▸ Short task
Lift out all lines below that contain "爱的教育".

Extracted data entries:
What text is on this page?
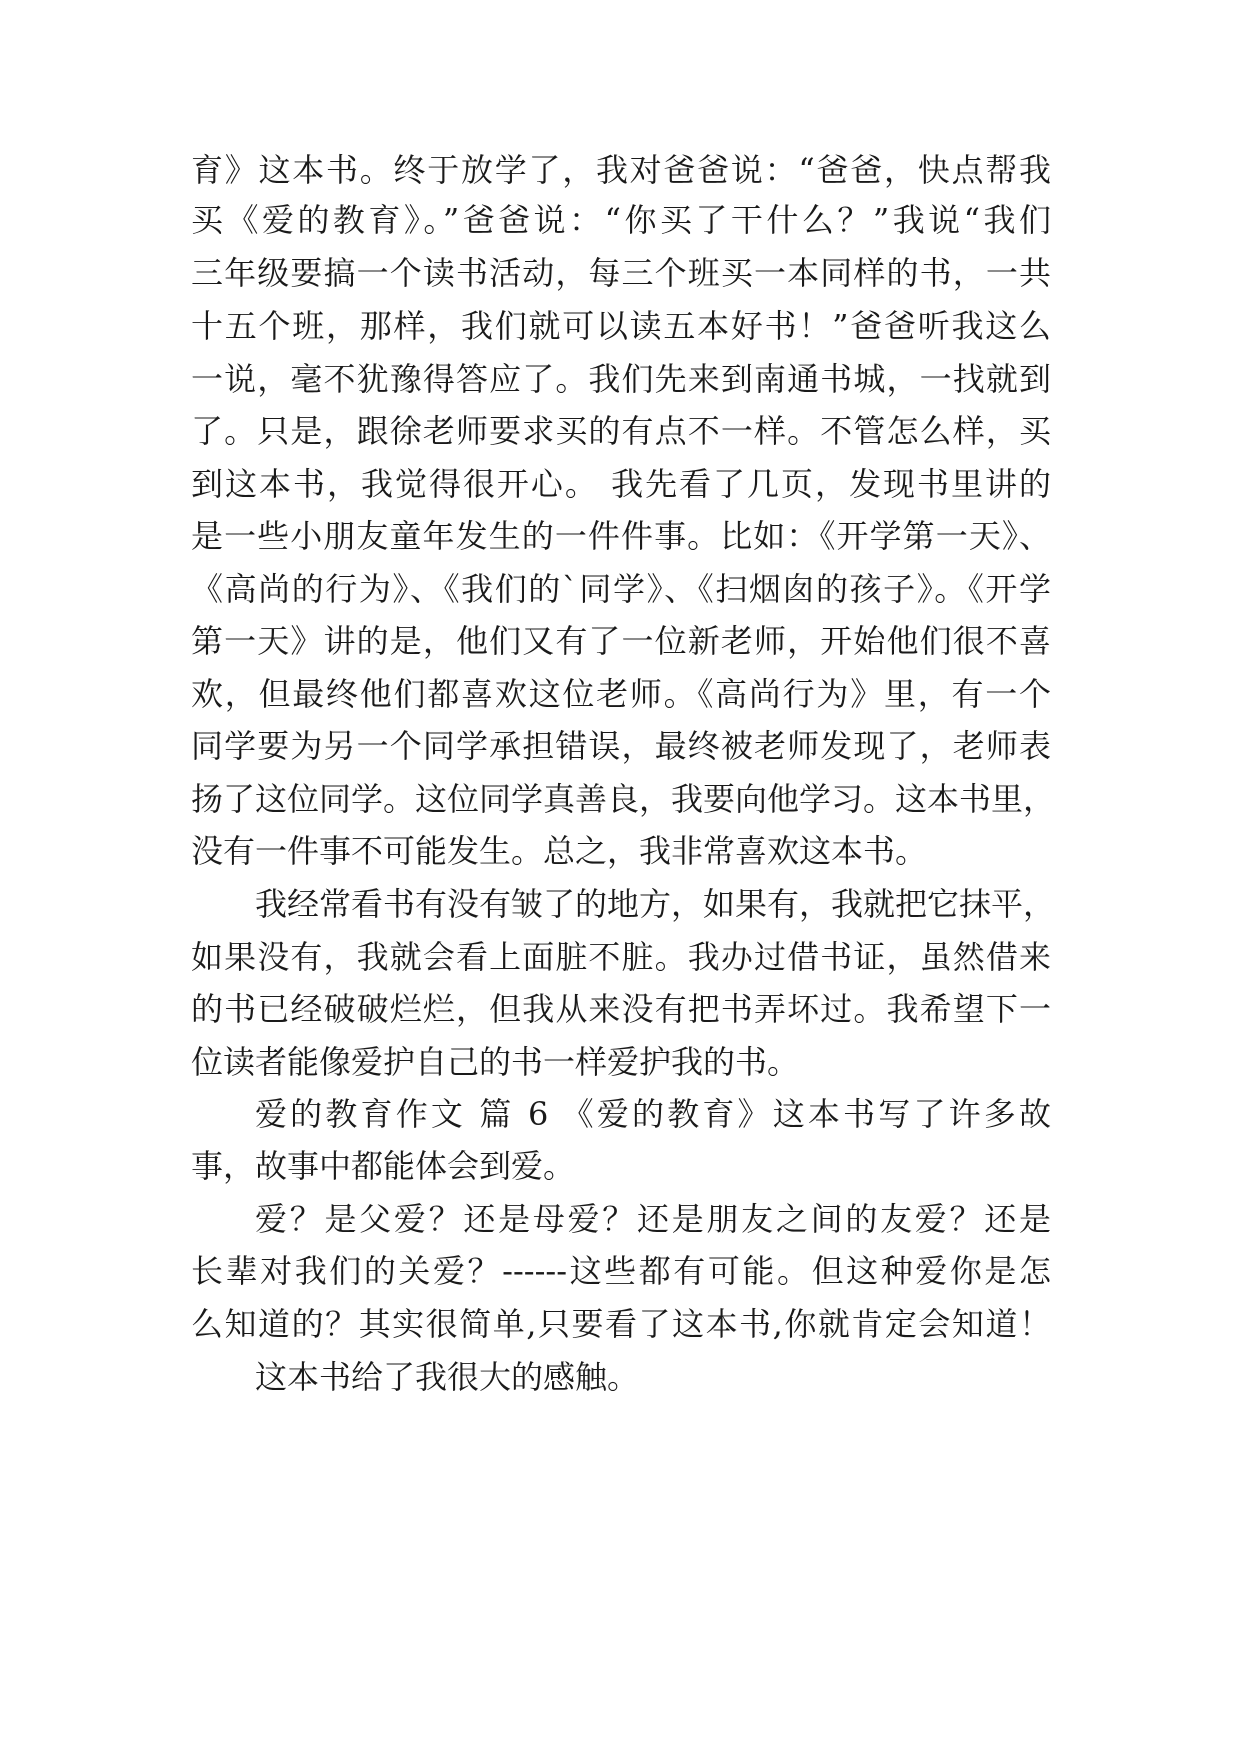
育》这本书。终于放学了，我对爸爸说：“爸爸，快点帮我
买《爱的教育》。”爸爸说：“你买了干什么？”我说“我们
三年级要搞一个读书活动，每三个班买一本同样的书，一共
十五个班，那样，我们就可以读五本好书！”爸爸听我这么
一说，毫不犹豫得答应了。我们先来到南通书城，一找就到
了。只是，跟徐老师要求买的有点不一样。不管怎么样，买
到这本书，我觉得很开心。 我先看了几页，发现书里讲的
是一些小朋友童年发生的一件件事。比如：《开学第一天》、
《高尚的行为》、《我们的`同学》、《扫烟囱的孩子》。《开学
第一天》讲的是，他们又有了一位新老师，开始他们很不喜
欢，但最终他们都喜欢这位老师。《高尚行为》里，有一个
同学要为另一个同学承担错误，最终被老师发现了，老师表
扬了这位同学。这位同学真善良，我要向他学习。这本书里，
没有一件事不可能发生。总之，我非常喜欢这本书。
我经常看书有没有皱了的地方，如果有，我就把它抹平，
如果没有，我就会看上面脏不脏。我办过借书证，虽然借来
的书已经破破烂烂，但我从来没有把书弄坏过。我希望下一
位读者能像爱护自己的书一样爱护我的书。
爱的教育作文 篇 6 《爱的教育》这本书写了许多故
事，故事中都能体会到爱。
爱？是父爱？还是母爱？还是朋友之间的友爱？还是
长辈对我们的关爱？------这些都有可能。但这种爱你是怎
么知道的？其实很简单,只要看了这本书,你就肯定会知道！
这本书给了我很大的感触。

▸ Task output
买《爱的教育》。”爸爸说：“你买了干什么？”我说“我们
爱的教育作文 篇 6 《爱的教育》这本书写了许多故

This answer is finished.